### Task input
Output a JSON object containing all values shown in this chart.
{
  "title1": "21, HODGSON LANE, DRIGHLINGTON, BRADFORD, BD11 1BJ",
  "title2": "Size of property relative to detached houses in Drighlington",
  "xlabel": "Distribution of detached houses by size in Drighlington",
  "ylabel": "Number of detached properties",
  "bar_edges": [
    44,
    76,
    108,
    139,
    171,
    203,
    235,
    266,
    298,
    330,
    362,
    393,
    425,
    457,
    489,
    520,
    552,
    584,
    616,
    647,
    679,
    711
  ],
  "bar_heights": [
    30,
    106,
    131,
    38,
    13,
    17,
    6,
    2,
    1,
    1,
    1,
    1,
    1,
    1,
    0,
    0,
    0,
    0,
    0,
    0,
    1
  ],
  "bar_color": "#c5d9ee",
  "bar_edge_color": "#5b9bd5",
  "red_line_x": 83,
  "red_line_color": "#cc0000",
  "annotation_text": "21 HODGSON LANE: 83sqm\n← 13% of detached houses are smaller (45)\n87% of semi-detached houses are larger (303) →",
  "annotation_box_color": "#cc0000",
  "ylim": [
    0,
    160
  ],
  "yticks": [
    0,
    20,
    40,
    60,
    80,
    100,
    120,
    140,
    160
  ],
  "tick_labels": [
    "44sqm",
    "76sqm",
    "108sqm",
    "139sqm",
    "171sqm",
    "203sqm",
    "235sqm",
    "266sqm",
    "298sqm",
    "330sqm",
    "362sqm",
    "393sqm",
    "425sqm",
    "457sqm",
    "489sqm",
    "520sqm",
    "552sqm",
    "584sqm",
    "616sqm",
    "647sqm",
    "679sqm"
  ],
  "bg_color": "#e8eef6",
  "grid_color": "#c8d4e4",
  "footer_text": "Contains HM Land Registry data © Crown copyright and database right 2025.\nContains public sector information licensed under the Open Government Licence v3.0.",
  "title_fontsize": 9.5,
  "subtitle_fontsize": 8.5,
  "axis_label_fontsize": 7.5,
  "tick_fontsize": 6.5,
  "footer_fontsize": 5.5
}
######
### Task input
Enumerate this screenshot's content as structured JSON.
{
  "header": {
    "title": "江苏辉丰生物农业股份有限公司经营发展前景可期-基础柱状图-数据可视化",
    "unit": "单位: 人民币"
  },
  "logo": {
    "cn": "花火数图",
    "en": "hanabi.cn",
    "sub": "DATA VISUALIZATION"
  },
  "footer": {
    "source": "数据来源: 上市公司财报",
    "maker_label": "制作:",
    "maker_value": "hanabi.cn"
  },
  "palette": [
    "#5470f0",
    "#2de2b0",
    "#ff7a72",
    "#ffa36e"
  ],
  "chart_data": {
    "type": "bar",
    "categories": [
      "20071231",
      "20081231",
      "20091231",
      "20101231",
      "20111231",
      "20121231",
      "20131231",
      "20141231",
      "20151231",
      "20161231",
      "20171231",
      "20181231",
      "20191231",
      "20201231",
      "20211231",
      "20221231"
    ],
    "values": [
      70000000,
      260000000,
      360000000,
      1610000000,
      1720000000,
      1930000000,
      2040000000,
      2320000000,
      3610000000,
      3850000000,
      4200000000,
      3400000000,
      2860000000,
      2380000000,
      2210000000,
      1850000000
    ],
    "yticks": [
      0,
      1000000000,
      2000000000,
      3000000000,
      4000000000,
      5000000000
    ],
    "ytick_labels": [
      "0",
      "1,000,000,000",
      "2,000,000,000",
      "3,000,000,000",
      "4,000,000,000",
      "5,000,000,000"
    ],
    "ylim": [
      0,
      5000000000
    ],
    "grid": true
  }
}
######
Requirements: Find the lines with the string "houses" and reproduce them.

Correct result:
  "title2": "Size of property relative to detached houses in Drighlington",
  "xlabel": "Distribution of detached houses by size in Drighlington",
  "annotation_text": "21 HODGSON LANE: 83sqm\n← 13% of detached houses are smaller (45)\n87% of semi-detached houses are larger (303) →",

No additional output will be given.